» Exercise
Format the entries as a numbered list, beginning with the very first line and continuing through the line containing "slice-label: 40代 [370, 190, 402, 206]". Leave out any blank lines.

Records excerpted from a collection
:::
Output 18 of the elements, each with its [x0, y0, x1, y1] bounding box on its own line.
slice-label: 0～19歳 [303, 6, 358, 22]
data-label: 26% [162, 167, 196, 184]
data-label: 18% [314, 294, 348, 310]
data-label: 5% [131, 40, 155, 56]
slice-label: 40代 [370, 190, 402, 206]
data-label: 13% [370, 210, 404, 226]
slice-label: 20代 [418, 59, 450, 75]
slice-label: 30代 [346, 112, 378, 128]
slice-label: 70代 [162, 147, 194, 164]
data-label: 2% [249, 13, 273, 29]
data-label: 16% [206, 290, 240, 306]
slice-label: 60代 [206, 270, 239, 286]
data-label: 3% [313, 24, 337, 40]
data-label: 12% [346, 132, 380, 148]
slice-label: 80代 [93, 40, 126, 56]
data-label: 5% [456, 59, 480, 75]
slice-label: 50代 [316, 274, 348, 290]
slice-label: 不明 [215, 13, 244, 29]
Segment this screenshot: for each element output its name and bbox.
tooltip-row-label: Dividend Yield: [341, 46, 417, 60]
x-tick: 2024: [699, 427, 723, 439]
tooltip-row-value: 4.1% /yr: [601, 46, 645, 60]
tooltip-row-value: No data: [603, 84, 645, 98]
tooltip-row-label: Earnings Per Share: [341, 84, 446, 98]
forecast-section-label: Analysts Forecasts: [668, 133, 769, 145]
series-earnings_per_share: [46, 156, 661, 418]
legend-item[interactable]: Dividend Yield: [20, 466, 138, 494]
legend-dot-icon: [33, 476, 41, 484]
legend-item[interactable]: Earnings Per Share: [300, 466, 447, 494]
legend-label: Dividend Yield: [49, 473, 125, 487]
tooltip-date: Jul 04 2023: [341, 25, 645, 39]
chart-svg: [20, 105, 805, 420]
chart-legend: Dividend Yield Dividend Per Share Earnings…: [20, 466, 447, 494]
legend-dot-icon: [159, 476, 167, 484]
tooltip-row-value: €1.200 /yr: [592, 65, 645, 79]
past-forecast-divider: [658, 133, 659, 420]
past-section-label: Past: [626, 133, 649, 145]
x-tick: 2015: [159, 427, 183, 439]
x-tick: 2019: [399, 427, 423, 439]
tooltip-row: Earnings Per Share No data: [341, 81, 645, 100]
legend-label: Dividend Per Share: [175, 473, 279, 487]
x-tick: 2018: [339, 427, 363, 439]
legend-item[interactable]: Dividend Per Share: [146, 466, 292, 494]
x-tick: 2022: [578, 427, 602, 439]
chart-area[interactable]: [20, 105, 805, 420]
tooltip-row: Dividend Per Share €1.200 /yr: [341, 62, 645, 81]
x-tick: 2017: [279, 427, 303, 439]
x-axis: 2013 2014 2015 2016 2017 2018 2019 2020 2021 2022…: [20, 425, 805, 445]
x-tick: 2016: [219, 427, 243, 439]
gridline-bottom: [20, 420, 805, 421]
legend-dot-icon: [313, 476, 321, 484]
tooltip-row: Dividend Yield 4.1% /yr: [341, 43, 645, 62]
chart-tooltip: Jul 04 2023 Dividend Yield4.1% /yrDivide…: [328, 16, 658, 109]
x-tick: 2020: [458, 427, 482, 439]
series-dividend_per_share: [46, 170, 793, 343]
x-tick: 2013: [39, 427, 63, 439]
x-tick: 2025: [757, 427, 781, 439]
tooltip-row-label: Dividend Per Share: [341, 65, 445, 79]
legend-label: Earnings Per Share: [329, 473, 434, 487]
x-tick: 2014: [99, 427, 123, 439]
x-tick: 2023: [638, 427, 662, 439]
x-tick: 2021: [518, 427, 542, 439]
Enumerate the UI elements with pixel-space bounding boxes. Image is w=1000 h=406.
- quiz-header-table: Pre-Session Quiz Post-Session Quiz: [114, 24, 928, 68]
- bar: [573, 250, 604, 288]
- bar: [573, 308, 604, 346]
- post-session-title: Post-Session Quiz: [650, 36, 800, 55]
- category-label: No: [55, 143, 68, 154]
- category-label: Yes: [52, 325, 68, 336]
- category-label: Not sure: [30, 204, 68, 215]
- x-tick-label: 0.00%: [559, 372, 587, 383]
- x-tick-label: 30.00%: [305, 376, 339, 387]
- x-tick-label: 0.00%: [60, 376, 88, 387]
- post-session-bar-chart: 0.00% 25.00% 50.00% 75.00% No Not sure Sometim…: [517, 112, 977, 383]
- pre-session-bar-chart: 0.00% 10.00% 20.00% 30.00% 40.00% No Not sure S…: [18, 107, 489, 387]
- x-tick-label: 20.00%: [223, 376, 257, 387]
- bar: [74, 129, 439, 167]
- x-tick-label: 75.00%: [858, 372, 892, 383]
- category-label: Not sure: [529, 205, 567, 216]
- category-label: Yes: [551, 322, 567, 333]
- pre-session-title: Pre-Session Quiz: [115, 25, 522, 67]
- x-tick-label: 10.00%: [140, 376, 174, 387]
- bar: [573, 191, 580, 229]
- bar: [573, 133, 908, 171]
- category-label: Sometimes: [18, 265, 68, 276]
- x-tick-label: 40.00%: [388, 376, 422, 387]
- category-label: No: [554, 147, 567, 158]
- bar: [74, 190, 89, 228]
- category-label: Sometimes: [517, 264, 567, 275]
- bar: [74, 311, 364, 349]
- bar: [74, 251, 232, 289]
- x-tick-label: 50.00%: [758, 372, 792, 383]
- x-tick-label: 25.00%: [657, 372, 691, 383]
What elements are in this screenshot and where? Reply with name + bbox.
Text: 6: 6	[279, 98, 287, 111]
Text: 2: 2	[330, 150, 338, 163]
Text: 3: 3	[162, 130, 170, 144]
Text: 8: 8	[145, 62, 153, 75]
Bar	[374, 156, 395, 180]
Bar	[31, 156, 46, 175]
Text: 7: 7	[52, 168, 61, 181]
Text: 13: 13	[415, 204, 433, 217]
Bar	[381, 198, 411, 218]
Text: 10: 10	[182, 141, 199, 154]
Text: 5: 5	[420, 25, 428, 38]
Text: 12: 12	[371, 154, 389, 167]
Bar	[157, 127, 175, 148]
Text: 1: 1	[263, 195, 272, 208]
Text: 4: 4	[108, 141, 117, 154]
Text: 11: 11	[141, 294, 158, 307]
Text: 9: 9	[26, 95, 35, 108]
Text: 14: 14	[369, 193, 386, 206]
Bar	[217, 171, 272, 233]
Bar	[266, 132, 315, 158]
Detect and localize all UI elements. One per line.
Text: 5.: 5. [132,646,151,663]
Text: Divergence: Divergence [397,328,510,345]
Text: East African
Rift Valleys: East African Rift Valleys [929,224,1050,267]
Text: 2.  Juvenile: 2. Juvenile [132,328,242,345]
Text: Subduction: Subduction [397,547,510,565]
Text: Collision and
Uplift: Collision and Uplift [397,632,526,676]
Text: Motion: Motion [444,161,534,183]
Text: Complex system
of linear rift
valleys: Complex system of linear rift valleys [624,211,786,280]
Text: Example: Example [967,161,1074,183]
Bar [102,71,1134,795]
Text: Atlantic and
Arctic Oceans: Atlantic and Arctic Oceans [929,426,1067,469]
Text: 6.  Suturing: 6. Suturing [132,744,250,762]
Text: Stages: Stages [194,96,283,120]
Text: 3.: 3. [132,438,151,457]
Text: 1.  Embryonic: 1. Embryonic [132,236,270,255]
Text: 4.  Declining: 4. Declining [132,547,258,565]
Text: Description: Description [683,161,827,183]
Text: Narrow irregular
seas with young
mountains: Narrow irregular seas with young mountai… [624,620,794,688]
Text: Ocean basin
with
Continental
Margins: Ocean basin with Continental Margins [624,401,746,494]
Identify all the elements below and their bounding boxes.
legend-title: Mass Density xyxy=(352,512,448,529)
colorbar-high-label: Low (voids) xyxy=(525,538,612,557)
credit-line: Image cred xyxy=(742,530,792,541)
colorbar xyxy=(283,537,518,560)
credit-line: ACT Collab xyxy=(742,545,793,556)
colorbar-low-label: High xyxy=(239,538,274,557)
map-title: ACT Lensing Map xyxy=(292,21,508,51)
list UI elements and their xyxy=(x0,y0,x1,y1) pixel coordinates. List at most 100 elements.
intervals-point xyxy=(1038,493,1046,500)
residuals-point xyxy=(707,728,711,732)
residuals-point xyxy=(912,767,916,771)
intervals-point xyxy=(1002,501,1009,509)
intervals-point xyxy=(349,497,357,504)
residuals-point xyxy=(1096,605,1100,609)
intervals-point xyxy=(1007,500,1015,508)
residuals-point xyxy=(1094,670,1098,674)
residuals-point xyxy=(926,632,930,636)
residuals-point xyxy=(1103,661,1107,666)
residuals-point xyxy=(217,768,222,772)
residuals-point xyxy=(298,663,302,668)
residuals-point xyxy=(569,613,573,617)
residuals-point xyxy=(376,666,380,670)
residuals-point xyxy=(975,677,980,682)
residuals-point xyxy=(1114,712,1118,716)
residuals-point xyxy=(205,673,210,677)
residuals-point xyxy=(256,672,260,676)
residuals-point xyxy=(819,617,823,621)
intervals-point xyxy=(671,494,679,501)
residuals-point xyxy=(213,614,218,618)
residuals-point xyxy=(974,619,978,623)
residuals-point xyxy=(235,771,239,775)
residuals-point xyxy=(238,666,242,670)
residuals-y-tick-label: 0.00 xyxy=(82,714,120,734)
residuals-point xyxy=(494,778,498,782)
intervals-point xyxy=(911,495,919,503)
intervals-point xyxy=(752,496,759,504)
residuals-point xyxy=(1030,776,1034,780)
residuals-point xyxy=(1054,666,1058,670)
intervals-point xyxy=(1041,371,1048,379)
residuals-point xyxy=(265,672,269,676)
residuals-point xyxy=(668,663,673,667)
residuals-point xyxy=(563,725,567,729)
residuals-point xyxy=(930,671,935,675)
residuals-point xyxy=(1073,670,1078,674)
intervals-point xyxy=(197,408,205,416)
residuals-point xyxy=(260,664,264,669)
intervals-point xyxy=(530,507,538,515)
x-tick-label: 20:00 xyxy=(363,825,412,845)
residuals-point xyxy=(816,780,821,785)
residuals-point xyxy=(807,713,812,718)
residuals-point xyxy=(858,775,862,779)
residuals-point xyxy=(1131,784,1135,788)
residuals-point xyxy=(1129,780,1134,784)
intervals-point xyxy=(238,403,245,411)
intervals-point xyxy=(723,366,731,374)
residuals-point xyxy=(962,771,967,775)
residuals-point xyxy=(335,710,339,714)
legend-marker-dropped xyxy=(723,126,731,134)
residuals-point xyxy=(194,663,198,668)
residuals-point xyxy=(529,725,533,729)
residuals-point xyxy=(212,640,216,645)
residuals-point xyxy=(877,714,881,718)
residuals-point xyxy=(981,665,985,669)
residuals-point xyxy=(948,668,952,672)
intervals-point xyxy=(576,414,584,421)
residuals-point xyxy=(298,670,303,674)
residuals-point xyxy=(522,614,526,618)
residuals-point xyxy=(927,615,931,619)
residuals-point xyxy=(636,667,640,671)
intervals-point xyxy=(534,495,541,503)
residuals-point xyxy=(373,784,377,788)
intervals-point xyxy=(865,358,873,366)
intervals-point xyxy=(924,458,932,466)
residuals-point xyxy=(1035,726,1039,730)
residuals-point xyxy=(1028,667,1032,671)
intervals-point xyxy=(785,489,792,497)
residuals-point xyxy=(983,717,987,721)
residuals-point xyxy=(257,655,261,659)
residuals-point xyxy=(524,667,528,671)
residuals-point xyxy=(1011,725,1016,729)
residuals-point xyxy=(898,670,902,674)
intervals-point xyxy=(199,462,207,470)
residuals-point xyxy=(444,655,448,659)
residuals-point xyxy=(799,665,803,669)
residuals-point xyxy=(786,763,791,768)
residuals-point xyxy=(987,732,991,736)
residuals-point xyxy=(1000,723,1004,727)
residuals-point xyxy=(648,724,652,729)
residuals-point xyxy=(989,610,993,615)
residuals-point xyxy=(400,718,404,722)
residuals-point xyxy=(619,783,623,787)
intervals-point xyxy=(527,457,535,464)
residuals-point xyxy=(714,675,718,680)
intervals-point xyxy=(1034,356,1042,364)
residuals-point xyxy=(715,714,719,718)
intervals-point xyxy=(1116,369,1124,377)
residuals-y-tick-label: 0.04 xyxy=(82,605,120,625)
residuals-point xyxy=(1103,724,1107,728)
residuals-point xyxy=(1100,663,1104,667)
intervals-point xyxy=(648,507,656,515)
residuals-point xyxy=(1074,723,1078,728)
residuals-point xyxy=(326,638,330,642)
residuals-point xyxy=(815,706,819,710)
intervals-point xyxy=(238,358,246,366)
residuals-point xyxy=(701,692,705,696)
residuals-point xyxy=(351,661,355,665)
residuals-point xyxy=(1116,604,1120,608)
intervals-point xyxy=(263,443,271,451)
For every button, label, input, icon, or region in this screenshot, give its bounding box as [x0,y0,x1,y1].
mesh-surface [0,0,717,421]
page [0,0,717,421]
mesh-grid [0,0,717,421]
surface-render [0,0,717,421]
:::
» Task solution
1. Output 18 of the elements, each with its [x0, y0, x1, y1] bounding box on its own line.
2. slice-label: 0～19歳 [303, 6, 358, 22]
3. data-label: 26% [162, 167, 196, 184]
4. data-label: 18% [314, 294, 348, 310]
5. data-label: 5% [131, 40, 155, 56]
6. slice-label: 40代 [370, 190, 402, 206]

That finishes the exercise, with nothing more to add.